-- Start --
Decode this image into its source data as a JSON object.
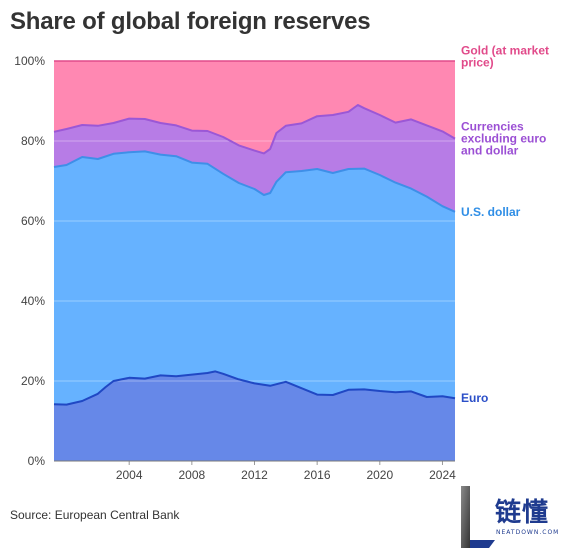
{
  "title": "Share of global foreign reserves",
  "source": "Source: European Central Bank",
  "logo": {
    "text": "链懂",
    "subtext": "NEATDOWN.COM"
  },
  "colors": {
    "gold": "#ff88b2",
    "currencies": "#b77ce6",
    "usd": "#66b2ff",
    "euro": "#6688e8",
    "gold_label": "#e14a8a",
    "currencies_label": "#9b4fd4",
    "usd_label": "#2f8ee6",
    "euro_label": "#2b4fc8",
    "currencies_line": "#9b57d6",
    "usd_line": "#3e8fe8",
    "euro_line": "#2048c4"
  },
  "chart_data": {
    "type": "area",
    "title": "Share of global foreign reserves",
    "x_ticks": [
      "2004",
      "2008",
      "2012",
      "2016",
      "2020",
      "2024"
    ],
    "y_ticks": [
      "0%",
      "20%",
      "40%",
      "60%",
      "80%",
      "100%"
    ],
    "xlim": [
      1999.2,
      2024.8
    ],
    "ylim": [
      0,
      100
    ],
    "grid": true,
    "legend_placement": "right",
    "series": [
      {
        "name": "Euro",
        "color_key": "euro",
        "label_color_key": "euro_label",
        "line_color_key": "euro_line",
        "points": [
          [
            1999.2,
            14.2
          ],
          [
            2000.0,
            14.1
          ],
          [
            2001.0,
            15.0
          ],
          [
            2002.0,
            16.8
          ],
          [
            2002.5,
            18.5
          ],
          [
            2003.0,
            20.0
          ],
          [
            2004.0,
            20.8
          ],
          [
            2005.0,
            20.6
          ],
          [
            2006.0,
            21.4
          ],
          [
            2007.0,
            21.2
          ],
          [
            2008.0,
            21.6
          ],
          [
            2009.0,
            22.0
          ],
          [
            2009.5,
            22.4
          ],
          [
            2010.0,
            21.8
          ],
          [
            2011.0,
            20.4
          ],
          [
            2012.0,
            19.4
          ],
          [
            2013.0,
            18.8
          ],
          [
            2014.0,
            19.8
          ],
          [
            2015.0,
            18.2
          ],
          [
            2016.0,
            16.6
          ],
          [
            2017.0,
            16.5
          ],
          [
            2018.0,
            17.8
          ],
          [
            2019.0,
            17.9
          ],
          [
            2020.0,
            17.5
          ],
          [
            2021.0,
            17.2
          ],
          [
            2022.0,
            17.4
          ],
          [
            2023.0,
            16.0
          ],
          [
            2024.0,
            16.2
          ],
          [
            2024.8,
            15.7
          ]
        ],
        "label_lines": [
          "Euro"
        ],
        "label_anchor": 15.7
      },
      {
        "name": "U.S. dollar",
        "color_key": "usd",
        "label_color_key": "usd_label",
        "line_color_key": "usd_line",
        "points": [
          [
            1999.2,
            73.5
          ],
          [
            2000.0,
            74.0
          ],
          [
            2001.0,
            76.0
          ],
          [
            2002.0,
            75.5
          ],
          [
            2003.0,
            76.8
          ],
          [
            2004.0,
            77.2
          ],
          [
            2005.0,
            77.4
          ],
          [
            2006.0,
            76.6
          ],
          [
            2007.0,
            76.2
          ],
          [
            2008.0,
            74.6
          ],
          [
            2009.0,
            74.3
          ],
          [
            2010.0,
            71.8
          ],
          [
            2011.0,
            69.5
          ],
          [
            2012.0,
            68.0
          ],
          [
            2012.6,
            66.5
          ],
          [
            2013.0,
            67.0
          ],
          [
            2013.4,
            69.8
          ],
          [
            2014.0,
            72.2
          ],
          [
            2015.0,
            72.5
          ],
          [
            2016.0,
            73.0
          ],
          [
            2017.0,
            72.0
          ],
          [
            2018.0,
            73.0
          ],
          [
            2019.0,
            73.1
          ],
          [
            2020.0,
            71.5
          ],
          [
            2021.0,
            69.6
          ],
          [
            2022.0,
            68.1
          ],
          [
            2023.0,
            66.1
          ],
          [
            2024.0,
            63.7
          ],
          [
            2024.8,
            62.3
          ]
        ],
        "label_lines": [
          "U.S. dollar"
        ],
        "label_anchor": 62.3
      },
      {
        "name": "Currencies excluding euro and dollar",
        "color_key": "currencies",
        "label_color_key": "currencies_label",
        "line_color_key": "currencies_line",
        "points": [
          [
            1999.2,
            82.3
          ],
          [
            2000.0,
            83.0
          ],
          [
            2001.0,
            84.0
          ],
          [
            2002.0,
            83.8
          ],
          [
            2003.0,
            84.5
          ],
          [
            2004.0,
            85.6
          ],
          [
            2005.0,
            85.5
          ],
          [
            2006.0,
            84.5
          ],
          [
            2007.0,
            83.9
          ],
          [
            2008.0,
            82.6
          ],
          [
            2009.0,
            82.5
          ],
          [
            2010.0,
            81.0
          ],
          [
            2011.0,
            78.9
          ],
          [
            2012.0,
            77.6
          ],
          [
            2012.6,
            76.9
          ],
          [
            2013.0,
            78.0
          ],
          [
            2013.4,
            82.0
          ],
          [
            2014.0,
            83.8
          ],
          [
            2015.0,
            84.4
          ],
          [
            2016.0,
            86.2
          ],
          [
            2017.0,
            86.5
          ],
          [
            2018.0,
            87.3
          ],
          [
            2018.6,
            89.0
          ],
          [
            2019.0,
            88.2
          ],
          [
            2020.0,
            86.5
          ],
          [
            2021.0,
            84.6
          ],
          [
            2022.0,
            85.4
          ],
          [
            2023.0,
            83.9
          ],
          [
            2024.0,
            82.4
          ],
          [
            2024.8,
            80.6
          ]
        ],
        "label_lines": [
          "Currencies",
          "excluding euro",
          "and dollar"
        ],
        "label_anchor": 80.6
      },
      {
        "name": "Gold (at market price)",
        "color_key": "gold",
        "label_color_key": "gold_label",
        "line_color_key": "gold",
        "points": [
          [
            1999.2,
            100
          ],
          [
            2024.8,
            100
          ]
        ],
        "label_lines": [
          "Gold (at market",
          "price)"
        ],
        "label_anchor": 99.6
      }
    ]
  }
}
-- End --
-- Start --
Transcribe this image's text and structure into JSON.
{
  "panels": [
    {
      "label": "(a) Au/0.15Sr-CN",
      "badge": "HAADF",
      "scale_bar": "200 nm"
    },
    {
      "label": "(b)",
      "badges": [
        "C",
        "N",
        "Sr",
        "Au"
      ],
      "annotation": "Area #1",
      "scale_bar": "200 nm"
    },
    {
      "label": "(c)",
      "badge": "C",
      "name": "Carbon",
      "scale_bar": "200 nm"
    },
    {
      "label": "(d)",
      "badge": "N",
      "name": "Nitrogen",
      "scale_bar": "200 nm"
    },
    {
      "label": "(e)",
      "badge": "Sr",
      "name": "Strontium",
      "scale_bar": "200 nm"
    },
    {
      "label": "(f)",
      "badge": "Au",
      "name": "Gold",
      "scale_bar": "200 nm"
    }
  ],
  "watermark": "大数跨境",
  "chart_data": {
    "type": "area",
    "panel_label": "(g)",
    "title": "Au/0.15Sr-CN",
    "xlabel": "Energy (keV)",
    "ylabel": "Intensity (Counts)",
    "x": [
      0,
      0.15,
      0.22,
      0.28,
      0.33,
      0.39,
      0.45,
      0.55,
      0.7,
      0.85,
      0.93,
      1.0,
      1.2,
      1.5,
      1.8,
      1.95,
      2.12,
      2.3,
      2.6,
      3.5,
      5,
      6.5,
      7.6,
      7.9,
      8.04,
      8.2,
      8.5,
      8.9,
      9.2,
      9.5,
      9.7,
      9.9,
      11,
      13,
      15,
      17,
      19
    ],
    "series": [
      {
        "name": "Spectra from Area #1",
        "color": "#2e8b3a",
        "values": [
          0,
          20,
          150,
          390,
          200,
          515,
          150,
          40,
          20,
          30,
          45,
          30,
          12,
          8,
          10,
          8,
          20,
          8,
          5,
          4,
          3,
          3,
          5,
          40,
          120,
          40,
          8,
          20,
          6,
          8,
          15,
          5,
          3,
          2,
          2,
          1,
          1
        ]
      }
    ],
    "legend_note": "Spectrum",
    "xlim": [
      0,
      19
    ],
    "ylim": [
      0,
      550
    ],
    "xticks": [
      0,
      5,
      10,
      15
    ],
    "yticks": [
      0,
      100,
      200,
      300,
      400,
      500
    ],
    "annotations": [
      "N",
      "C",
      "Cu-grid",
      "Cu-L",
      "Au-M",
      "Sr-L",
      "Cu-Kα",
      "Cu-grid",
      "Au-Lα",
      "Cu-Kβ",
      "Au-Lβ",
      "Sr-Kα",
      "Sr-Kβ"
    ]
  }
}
-- End --
→ **REQUIREMENTS**
Gather all lines with the string "JSON" from the data.

→ **RESPONSE BELOW**
Decode this image into its source data as a JSON object.
Transcribe this image's text and structure into JSON.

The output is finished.